# RAW RECORDS:
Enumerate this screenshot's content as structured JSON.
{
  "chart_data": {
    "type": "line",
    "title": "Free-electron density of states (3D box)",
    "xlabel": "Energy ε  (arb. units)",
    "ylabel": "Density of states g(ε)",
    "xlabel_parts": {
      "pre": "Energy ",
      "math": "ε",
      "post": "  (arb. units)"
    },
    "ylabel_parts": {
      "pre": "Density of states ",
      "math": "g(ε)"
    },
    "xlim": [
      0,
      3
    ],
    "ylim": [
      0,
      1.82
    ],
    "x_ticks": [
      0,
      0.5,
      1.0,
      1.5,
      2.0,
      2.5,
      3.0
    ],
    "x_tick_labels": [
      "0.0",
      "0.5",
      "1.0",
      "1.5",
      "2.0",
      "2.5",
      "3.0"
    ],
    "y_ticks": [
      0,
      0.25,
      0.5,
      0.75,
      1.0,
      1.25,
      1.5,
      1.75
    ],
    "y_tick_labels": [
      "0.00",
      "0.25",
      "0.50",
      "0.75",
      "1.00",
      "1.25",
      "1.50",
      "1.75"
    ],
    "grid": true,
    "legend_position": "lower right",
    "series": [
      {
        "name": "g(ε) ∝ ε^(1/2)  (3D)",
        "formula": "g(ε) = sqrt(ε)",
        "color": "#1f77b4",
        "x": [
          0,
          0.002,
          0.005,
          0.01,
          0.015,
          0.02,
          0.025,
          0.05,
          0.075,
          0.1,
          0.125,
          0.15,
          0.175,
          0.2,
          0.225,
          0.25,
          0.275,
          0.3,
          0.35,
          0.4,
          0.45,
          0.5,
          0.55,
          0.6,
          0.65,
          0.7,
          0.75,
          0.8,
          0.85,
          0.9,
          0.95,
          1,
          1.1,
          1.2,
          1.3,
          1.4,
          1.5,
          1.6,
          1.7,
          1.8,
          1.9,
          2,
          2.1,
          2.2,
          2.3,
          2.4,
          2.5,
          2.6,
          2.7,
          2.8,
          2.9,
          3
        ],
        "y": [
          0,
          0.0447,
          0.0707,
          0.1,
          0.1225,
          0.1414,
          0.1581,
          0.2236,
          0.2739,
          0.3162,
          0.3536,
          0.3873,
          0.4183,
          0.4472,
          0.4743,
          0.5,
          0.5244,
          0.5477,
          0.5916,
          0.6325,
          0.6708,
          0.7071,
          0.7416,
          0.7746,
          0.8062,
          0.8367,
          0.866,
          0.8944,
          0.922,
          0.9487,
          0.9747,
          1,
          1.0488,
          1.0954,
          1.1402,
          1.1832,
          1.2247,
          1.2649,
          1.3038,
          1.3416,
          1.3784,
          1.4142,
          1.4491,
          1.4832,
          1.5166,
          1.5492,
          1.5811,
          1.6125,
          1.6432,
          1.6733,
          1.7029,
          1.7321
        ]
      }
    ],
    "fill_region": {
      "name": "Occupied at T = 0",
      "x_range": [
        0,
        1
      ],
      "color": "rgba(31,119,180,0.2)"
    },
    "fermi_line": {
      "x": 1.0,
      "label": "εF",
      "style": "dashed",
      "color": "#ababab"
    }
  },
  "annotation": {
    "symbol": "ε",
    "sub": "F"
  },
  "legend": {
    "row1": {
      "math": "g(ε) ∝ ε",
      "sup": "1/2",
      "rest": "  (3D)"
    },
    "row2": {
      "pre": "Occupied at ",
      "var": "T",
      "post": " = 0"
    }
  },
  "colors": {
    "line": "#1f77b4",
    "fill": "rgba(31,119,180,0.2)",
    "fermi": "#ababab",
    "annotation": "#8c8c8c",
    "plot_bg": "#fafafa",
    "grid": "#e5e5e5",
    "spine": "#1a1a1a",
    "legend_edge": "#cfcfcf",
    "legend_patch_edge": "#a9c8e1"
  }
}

# TASK DIRECTIONS:
Print every record above exactly as written.

# IN RESPONSE:
Enumerate this screenshot's content as structured JSON.
{
  "chart_data": {
    "type": "line",
    "title": "Free-electron density of states (3D box)",
    "xlabel": "Energy ε  (arb. units)",
    "ylabel": "Density of states g(ε)",
    "xlabel_parts": {
      "pre": "Energy ",
      "math": "ε",
      "post": "  (arb. units)"
    },
    "ylabel_parts": {
      "pre": "Density of states ",
      "math": "g(ε)"
    },
    "xlim": [
      0,
      3
    ],
    "ylim": [
      0,
      1.82
    ],
    "x_ticks": [
      0,
      0.5,
      1.0,
      1.5,
      2.0,
      2.5,
      3.0
    ],
    "x_tick_labels": [
      "0.0",
      "0.5",
      "1.0",
      "1.5",
      "2.0",
      "2.5",
      "3.0"
    ],
    "y_ticks": [
      0,
      0.25,
      0.5,
      0.75,
      1.0,
      1.25,
      1.5,
      1.75
    ],
    "y_tick_labels": [
      "0.00",
      "0.25",
      "0.50",
      "0.75",
      "1.00",
      "1.25",
      "1.50",
      "1.75"
    ],
    "grid": true,
    "legend_position": "lower right",
    "series": [
      {
        "name": "g(ε) ∝ ε^(1/2)  (3D)",
        "formula": "g(ε) = sqrt(ε)",
        "color": "#1f77b4",
        "x": [
          0,
          0.002,
          0.005,
          0.01,
          0.015,
          0.02,
          0.025,
          0.05,
          0.075,
          0.1,
          0.125,
          0.15,
          0.175,
          0.2,
          0.225,
          0.25,
          0.275,
          0.3,
          0.35,
          0.4,
          0.45,
          0.5,
          0.55,
          0.6,
          0.65,
          0.7,
          0.75,
          0.8,
          0.85,
          0.9,
          0.95,
          1,
          1.1,
          1.2,
          1.3,
          1.4,
          1.5,
          1.6,
          1.7,
          1.8,
          1.9,
          2,
          2.1,
          2.2,
          2.3,
          2.4,
          2.5,
          2.6,
          2.7,
          2.8,
          2.9,
          3
        ],
        "y": [
          0,
          0.0447,
          0.0707,
          0.1,
          0.1225,
          0.1414,
          0.1581,
          0.2236,
          0.2739,
          0.3162,
          0.3536,
          0.3873,
          0.4183,
          0.4472,
          0.4743,
          0.5,
          0.5244,
          0.5477,
          0.5916,
          0.6325,
          0.6708,
          0.7071,
          0.7416,
          0.7746,
          0.8062,
          0.8367,
          0.866,
          0.8944,
          0.922,
          0.9487,
          0.9747,
          1,
          1.0488,
          1.0954,
          1.1402,
          1.1832,
          1.2247,
          1.2649,
          1.3038,
          1.3416,
          1.3784,
          1.4142,
          1.4491,
          1.4832,
          1.5166,
          1.5492,
          1.5811,
          1.6125,
          1.6432,
          1.6733,
          1.7029,
          1.7321
        ]
      }
    ],
    "fill_region": {
      "name": "Occupied at T = 0",
      "x_range": [
        0,
        1
      ],
      "color": "rgba(31,119,180,0.2)"
    },
    "fermi_line": {
      "x": 1.0,
      "label": "εF",
      "style": "dashed",
      "color": "#ababab"
    }
  },
  "annotation": {
    "symbol": "ε",
    "sub": "F"
  },
  "legend": {
    "row1": {
      "math": "g(ε) ∝ ε",
      "sup": "1/2",
      "rest": "  (3D)"
    },
    "row2": {
      "pre": "Occupied at ",
      "var": "T",
      "post": " = 0"
    }
  },
  "colors": {
    "line": "#1f77b4",
    "fill": "rgba(31,119,180,0.2)",
    "fermi": "#ababab",
    "annotation": "#8c8c8c",
    "plot_bg": "#fafafa",
    "grid": "#e5e5e5",
    "spine": "#1a1a1a",
    "legend_edge": "#cfcfcf",
    "legend_patch_edge": "#a9c8e1"
  }
}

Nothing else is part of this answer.